(Data items)
------------

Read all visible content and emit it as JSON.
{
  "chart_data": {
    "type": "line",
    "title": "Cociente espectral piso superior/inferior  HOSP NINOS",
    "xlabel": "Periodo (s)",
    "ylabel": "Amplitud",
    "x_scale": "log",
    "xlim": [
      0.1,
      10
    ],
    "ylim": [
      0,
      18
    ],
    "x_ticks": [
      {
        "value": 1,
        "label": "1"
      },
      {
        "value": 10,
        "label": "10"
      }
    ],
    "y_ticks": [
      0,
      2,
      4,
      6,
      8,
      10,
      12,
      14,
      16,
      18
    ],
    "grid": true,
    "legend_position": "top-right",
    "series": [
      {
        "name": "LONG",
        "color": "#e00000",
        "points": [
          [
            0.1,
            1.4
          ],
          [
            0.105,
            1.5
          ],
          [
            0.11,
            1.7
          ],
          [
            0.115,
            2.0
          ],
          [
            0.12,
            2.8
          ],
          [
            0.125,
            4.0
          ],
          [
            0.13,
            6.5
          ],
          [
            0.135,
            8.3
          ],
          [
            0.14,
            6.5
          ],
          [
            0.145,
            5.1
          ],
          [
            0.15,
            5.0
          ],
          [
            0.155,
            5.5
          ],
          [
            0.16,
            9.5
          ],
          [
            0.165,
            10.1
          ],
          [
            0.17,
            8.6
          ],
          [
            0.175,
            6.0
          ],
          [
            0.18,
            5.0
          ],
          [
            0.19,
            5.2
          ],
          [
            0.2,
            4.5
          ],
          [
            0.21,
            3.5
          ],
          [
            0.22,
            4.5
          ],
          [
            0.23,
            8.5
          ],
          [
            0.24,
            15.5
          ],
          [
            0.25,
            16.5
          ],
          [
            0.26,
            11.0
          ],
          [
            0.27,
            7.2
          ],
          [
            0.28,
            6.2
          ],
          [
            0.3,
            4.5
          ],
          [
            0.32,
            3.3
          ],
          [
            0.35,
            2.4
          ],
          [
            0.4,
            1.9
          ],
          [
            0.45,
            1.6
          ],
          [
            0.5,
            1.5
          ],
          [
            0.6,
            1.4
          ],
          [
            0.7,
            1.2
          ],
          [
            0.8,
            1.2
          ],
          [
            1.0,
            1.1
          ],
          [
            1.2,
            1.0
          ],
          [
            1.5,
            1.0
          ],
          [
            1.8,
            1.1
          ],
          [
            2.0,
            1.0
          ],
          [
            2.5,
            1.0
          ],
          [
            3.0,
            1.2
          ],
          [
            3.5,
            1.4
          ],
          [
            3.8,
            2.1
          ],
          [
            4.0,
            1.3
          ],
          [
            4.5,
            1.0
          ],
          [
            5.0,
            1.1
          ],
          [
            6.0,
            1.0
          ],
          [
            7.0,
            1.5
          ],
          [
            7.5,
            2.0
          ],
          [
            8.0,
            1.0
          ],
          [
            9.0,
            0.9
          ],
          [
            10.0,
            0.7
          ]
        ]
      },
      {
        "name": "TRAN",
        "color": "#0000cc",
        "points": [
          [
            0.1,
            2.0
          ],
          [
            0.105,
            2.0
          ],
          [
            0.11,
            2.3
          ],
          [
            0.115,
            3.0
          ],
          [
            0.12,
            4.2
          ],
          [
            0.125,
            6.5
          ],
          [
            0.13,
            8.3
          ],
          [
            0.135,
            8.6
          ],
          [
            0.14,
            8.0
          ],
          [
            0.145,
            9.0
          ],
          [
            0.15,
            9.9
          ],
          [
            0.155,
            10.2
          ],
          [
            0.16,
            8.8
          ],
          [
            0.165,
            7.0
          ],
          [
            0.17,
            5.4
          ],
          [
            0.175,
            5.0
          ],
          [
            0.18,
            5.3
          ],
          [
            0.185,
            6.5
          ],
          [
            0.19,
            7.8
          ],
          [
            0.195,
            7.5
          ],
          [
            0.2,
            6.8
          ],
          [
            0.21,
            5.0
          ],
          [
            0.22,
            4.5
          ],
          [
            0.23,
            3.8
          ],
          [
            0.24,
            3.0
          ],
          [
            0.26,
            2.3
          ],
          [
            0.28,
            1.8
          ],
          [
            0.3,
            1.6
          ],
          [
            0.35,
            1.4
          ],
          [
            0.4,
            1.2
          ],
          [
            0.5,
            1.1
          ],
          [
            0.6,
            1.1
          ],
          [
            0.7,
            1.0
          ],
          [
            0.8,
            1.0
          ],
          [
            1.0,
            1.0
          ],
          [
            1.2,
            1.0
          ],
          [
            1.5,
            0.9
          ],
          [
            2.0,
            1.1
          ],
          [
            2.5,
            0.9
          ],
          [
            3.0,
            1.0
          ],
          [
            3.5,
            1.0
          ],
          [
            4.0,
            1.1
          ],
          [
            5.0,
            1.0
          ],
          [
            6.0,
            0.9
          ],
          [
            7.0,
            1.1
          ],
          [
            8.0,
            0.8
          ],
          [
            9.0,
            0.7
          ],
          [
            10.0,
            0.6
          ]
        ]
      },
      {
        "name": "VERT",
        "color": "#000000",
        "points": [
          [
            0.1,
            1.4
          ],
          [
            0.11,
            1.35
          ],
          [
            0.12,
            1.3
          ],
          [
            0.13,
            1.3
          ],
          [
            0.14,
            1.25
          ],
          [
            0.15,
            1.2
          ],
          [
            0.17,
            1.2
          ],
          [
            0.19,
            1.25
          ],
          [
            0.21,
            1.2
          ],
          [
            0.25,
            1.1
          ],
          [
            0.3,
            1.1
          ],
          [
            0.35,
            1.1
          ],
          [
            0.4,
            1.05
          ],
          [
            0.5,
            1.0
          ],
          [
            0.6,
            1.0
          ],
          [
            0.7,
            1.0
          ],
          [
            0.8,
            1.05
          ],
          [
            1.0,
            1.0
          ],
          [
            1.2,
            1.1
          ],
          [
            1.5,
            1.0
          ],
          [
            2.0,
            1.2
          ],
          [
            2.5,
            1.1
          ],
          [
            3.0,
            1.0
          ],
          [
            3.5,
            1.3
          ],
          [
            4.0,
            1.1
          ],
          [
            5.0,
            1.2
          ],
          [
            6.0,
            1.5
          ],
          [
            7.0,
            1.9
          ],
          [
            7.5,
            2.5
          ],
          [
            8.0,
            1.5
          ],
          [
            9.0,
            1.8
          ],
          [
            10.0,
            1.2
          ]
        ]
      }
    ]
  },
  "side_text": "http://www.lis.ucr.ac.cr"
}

------------

**Exercise**: Copy all data exactly, start to finish.

**Solution to this problem**:
Read all visible content and emit it as JSON.
{
  "chart_data": {
    "type": "line",
    "title": "Cociente espectral piso superior/inferior  HOSP NINOS",
    "xlabel": "Periodo (s)",
    "ylabel": "Amplitud",
    "x_scale": "log",
    "xlim": [
      0.1,
      10
    ],
    "ylim": [
      0,
      18
    ],
    "x_ticks": [
      {
        "value": 1,
        "label": "1"
      },
      {
        "value": 10,
        "label": "10"
      }
    ],
    "y_ticks": [
      0,
      2,
      4,
      6,
      8,
      10,
      12,
      14,
      16,
      18
    ],
    "grid": true,
    "legend_position": "top-right",
    "series": [
      {
        "name": "LONG",
        "color": "#e00000",
        "points": [
          [
            0.1,
            1.4
          ],
          [
            0.105,
            1.5
          ],
          [
            0.11,
            1.7
          ],
          [
            0.115,
            2.0
          ],
          [
            0.12,
            2.8
          ],
          [
            0.125,
            4.0
          ],
          [
            0.13,
            6.5
          ],
          [
            0.135,
            8.3
          ],
          [
            0.14,
            6.5
          ],
          [
            0.145,
            5.1
          ],
          [
            0.15,
            5.0
          ],
          [
            0.155,
            5.5
          ],
          [
            0.16,
            9.5
          ],
          [
            0.165,
            10.1
          ],
          [
            0.17,
            8.6
          ],
          [
            0.175,
            6.0
          ],
          [
            0.18,
            5.0
          ],
          [
            0.19,
            5.2
          ],
          [
            0.2,
            4.5
          ],
          [
            0.21,
            3.5
          ],
          [
            0.22,
            4.5
          ],
          [
            0.23,
            8.5
          ],
          [
            0.24,
            15.5
          ],
          [
            0.25,
            16.5
          ],
          [
            0.26,
            11.0
          ],
          [
            0.27,
            7.2
          ],
          [
            0.28,
            6.2
          ],
          [
            0.3,
            4.5
          ],
          [
            0.32,
            3.3
          ],
          [
            0.35,
            2.4
          ],
          [
            0.4,
            1.9
          ],
          [
            0.45,
            1.6
          ],
          [
            0.5,
            1.5
          ],
          [
            0.6,
            1.4
          ],
          [
            0.7,
            1.2
          ],
          [
            0.8,
            1.2
          ],
          [
            1.0,
            1.1
          ],
          [
            1.2,
            1.0
          ],
          [
            1.5,
            1.0
          ],
          [
            1.8,
            1.1
          ],
          [
            2.0,
            1.0
          ],
          [
            2.5,
            1.0
          ],
          [
            3.0,
            1.2
          ],
          [
            3.5,
            1.4
          ],
          [
            3.8,
            2.1
          ],
          [
            4.0,
            1.3
          ],
          [
            4.5,
            1.0
          ],
          [
            5.0,
            1.1
          ],
          [
            6.0,
            1.0
          ],
          [
            7.0,
            1.5
          ],
          [
            7.5,
            2.0
          ],
          [
            8.0,
            1.0
          ],
          [
            9.0,
            0.9
          ],
          [
            10.0,
            0.7
          ]
        ]
      },
      {
        "name": "TRAN",
        "color": "#0000cc",
        "points": [
          [
            0.1,
            2.0
          ],
          [
            0.105,
            2.0
          ],
          [
            0.11,
            2.3
          ],
          [
            0.115,
            3.0
          ],
          [
            0.12,
            4.2
          ],
          [
            0.125,
            6.5
          ],
          [
            0.13,
            8.3
          ],
          [
            0.135,
            8.6
          ],
          [
            0.14,
            8.0
          ],
          [
            0.145,
            9.0
          ],
          [
            0.15,
            9.9
          ],
          [
            0.155,
            10.2
          ],
          [
            0.16,
            8.8
          ],
          [
            0.165,
            7.0
          ],
          [
            0.17,
            5.4
          ],
          [
            0.175,
            5.0
          ],
          [
            0.18,
            5.3
          ],
          [
            0.185,
            6.5
          ],
          [
            0.19,
            7.8
          ],
          [
            0.195,
            7.5
          ],
          [
            0.2,
            6.8
          ],
          [
            0.21,
            5.0
          ],
          [
            0.22,
            4.5
          ],
          [
            0.23,
            3.8
          ],
          [
            0.24,
            3.0
          ],
          [
            0.26,
            2.3
          ],
          [
            0.28,
            1.8
          ],
          [
            0.3,
            1.6
          ],
          [
            0.35,
            1.4
          ],
          [
            0.4,
            1.2
          ],
          [
            0.5,
            1.1
          ],
          [
            0.6,
            1.1
          ],
          [
            0.7,
            1.0
          ],
          [
            0.8,
            1.0
          ],
          [
            1.0,
            1.0
          ],
          [
            1.2,
            1.0
          ],
          [
            1.5,
            0.9
          ],
          [
            2.0,
            1.1
          ],
          [
            2.5,
            0.9
          ],
          [
            3.0,
            1.0
          ],
          [
            3.5,
            1.0
          ],
          [
            4.0,
            1.1
          ],
          [
            5.0,
            1.0
          ],
          [
            6.0,
            0.9
          ],
          [
            7.0,
            1.1
          ],
          [
            8.0,
            0.8
          ],
          [
            9.0,
            0.7
          ],
          [
            10.0,
            0.6
          ]
        ]
      },
      {
        "name": "VERT",
        "color": "#000000",
        "points": [
          [
            0.1,
            1.4
          ],
          [
            0.11,
            1.35
          ],
          [
            0.12,
            1.3
          ],
          [
            0.13,
            1.3
          ],
          [
            0.14,
            1.25
          ],
          [
            0.15,
            1.2
          ],
          [
            0.17,
            1.2
          ],
          [
            0.19,
            1.25
          ],
          [
            0.21,
            1.2
          ],
          [
            0.25,
            1.1
          ],
          [
            0.3,
            1.1
          ],
          [
            0.35,
            1.1
          ],
          [
            0.4,
            1.05
          ],
          [
            0.5,
            1.0
          ],
          [
            0.6,
            1.0
          ],
          [
            0.7,
            1.0
          ],
          [
            0.8,
            1.05
          ],
          [
            1.0,
            1.0
          ],
          [
            1.2,
            1.1
          ],
          [
            1.5,
            1.0
          ],
          [
            2.0,
            1.2
          ],
          [
            2.5,
            1.1
          ],
          [
            3.0,
            1.0
          ],
          [
            3.5,
            1.3
          ],
          [
            4.0,
            1.1
          ],
          [
            5.0,
            1.2
          ],
          [
            6.0,
            1.5
          ],
          [
            7.0,
            1.9
          ],
          [
            7.5,
            2.5
          ],
          [
            8.0,
            1.5
          ],
          [
            9.0,
            1.8
          ],
          [
            10.0,
            1.2
          ]
        ]
      }
    ]
  },
  "side_text": "http://www.lis.ucr.ac.cr"
}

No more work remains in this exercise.